▶ [Given problem]: Narrow the data below down to the lines containing "最初招攬到使用者的來源".

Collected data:
[Start]

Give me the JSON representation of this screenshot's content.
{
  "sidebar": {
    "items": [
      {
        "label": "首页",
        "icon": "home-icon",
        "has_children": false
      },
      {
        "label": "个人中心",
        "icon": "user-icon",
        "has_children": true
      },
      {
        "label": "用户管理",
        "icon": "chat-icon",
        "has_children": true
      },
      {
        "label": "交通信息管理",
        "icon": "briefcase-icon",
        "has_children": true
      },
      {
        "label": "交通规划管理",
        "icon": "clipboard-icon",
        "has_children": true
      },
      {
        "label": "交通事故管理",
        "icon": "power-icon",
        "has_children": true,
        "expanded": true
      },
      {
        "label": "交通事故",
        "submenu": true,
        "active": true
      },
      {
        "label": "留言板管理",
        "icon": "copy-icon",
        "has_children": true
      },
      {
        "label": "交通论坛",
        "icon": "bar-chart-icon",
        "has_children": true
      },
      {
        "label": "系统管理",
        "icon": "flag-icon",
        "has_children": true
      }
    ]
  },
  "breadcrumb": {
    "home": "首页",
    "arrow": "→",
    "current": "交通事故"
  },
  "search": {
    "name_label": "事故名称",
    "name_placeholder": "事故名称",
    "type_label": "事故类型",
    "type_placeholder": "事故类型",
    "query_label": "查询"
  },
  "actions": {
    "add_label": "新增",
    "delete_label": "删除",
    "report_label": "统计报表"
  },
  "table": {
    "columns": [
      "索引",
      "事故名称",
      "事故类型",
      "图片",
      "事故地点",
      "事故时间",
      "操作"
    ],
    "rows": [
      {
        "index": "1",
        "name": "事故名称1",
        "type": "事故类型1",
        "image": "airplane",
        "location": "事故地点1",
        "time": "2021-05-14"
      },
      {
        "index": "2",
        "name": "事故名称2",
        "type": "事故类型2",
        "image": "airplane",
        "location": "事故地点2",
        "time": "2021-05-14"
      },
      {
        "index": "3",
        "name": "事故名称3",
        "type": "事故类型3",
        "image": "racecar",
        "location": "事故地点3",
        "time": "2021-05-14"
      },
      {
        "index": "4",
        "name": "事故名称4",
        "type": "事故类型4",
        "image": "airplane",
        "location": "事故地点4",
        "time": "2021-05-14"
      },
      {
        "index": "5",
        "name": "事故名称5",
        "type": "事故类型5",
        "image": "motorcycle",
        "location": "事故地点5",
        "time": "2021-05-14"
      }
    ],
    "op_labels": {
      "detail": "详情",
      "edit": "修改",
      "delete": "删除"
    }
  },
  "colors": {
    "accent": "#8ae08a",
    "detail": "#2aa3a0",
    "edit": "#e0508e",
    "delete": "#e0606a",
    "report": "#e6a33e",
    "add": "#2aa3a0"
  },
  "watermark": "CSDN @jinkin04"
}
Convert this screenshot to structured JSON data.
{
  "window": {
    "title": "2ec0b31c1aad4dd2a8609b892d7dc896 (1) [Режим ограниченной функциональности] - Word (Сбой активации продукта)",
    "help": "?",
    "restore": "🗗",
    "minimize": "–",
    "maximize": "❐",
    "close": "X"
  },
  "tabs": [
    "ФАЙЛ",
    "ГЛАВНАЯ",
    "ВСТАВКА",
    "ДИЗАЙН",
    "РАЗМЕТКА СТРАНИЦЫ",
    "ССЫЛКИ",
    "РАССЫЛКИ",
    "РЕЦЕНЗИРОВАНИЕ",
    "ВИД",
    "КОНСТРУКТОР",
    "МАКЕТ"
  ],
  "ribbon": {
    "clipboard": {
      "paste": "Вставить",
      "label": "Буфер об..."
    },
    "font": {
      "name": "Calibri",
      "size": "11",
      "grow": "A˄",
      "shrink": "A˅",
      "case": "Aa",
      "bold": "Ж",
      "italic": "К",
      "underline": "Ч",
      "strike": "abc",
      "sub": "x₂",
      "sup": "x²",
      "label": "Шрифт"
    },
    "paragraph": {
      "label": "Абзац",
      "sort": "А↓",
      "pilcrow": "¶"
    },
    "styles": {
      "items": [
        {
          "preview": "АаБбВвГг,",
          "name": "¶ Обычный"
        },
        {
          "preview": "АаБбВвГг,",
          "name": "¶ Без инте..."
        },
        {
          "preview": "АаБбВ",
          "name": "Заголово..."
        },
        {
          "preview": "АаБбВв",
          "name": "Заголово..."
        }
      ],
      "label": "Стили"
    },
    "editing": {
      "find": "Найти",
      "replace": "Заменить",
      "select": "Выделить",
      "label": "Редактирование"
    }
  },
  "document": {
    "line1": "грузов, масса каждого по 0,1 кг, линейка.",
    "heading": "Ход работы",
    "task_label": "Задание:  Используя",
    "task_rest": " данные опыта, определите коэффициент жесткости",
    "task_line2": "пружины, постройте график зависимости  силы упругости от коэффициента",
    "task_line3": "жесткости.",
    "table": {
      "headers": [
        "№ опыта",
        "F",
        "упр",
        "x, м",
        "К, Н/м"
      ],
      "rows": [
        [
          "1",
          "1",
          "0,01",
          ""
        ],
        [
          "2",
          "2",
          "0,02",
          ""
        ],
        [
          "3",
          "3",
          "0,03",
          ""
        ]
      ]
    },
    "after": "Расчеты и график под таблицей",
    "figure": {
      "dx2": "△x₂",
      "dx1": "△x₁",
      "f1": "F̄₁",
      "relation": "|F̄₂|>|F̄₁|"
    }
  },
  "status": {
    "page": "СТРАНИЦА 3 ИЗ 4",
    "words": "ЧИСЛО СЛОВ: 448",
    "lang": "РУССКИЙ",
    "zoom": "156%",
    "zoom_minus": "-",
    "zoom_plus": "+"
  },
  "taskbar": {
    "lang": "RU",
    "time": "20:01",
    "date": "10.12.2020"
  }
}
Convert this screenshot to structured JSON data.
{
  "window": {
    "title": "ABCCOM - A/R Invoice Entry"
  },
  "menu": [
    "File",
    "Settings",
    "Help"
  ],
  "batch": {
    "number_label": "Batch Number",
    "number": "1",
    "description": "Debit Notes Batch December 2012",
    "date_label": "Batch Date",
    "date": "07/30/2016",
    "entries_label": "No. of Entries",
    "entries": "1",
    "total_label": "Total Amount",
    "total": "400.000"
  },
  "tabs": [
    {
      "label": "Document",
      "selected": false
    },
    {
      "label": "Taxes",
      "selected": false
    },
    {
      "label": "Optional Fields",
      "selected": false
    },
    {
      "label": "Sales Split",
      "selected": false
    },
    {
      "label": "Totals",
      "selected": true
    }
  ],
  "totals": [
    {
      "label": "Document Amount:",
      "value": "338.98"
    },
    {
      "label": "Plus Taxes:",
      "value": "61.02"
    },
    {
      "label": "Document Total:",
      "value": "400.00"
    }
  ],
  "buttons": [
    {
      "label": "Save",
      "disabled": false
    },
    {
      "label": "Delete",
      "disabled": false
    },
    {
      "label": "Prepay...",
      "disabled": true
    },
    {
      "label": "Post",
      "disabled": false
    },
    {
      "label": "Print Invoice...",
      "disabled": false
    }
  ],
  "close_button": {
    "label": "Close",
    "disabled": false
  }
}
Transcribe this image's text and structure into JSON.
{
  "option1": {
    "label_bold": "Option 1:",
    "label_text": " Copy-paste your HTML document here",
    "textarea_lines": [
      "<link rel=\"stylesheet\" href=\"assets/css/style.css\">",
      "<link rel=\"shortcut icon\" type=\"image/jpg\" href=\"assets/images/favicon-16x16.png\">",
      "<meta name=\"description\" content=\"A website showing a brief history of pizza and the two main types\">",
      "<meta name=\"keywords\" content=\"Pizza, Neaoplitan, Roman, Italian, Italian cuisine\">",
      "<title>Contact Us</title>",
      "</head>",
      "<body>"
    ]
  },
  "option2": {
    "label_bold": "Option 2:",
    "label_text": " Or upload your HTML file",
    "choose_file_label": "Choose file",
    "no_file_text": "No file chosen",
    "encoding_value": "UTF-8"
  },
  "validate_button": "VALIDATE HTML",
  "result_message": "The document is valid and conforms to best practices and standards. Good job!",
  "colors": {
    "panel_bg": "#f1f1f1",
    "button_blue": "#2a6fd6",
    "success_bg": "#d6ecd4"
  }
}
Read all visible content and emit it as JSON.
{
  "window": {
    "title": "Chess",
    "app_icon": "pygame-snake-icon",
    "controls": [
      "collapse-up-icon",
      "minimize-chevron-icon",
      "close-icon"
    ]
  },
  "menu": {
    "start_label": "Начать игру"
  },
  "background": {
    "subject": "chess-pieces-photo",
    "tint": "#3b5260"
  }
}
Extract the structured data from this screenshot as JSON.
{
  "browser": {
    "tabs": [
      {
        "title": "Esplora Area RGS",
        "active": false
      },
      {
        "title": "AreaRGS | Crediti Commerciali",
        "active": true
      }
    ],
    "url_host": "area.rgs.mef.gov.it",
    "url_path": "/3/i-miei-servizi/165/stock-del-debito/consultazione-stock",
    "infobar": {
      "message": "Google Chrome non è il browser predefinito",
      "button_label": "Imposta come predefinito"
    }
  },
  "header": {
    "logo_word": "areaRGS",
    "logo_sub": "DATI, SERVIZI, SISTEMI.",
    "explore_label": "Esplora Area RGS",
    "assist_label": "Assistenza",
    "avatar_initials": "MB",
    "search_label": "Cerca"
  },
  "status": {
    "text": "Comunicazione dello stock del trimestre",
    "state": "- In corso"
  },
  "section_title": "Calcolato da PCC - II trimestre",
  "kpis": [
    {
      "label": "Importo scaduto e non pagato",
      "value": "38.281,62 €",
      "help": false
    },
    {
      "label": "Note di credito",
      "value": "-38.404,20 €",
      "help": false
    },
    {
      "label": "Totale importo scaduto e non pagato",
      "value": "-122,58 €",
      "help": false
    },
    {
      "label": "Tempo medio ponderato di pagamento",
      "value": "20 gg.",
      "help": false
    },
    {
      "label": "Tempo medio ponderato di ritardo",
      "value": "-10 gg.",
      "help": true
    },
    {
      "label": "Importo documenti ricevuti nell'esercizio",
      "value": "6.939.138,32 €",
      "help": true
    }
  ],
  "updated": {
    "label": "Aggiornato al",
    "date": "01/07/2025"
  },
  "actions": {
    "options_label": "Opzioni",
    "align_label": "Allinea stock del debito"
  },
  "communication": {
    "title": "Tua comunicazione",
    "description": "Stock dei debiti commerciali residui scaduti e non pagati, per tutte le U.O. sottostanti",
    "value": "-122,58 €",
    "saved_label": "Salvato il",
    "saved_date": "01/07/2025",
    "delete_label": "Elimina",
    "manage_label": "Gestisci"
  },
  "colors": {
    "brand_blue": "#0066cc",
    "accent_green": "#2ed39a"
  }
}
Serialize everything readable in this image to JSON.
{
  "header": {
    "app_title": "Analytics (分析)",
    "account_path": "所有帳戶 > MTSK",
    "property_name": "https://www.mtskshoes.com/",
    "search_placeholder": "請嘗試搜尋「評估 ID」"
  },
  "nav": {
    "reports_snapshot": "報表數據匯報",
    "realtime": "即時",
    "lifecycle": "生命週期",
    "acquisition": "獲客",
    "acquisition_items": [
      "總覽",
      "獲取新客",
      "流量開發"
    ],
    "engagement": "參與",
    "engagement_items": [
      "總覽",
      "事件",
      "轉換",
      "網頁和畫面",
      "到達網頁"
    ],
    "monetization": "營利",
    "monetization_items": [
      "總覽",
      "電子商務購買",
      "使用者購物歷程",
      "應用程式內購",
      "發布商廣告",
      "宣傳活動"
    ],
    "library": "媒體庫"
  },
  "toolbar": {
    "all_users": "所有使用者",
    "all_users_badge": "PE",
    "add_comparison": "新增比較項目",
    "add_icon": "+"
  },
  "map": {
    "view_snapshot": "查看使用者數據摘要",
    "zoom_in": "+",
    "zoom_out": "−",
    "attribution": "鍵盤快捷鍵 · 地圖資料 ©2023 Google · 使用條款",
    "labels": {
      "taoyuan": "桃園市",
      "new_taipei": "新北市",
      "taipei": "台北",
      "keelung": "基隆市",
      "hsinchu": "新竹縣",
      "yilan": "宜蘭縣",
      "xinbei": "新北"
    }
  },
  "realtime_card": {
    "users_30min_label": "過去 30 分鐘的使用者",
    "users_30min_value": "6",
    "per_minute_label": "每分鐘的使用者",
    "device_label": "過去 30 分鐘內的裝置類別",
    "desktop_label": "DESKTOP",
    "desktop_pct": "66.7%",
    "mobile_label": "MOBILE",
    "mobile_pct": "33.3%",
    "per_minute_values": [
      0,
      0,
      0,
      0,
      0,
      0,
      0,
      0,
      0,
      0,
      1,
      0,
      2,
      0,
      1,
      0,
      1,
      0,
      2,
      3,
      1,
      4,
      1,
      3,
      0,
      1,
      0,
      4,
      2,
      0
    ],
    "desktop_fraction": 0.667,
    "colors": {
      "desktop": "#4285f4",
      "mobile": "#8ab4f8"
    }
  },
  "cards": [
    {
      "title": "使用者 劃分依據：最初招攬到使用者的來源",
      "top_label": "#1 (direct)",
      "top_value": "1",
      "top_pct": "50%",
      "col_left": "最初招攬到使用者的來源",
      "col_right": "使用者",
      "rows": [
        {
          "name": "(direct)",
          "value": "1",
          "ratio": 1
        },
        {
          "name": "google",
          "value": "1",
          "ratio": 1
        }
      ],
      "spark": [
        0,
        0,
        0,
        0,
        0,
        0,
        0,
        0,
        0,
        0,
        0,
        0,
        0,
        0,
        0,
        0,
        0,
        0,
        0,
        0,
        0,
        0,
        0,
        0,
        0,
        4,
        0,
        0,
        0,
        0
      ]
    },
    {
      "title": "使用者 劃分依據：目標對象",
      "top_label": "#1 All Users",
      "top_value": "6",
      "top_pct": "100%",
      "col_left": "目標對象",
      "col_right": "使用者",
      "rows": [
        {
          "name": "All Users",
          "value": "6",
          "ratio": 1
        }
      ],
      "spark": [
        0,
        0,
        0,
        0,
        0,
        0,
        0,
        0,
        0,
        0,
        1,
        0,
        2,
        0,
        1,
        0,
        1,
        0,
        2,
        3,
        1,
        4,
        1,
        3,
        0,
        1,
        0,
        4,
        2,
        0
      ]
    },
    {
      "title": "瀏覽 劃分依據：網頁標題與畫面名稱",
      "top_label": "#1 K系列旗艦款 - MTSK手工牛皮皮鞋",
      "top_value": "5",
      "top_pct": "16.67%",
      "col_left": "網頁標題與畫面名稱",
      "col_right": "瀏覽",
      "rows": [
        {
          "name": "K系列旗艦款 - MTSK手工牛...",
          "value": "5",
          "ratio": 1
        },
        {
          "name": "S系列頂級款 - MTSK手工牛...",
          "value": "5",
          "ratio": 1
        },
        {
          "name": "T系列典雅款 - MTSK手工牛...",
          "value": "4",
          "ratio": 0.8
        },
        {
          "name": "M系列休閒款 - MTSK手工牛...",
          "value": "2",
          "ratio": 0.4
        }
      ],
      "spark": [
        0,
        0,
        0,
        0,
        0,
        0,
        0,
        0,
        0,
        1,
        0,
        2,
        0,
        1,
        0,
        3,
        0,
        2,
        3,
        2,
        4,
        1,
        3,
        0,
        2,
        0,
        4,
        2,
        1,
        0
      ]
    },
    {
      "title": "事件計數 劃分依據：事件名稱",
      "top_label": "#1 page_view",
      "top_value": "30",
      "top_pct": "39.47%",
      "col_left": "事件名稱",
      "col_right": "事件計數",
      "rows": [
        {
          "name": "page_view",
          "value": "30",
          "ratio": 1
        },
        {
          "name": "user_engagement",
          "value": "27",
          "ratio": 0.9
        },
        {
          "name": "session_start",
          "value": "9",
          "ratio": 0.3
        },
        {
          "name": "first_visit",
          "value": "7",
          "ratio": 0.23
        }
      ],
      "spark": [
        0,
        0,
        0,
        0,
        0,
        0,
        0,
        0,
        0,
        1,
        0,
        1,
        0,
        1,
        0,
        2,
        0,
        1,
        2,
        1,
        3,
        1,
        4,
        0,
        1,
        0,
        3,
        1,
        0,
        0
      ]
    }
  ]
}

[End]

▶ [Output of the task]:
      "title": "使用者 劃分依據：最初招攬到使用者的來源",
      "col_left": "最初招攬到使用者的來源",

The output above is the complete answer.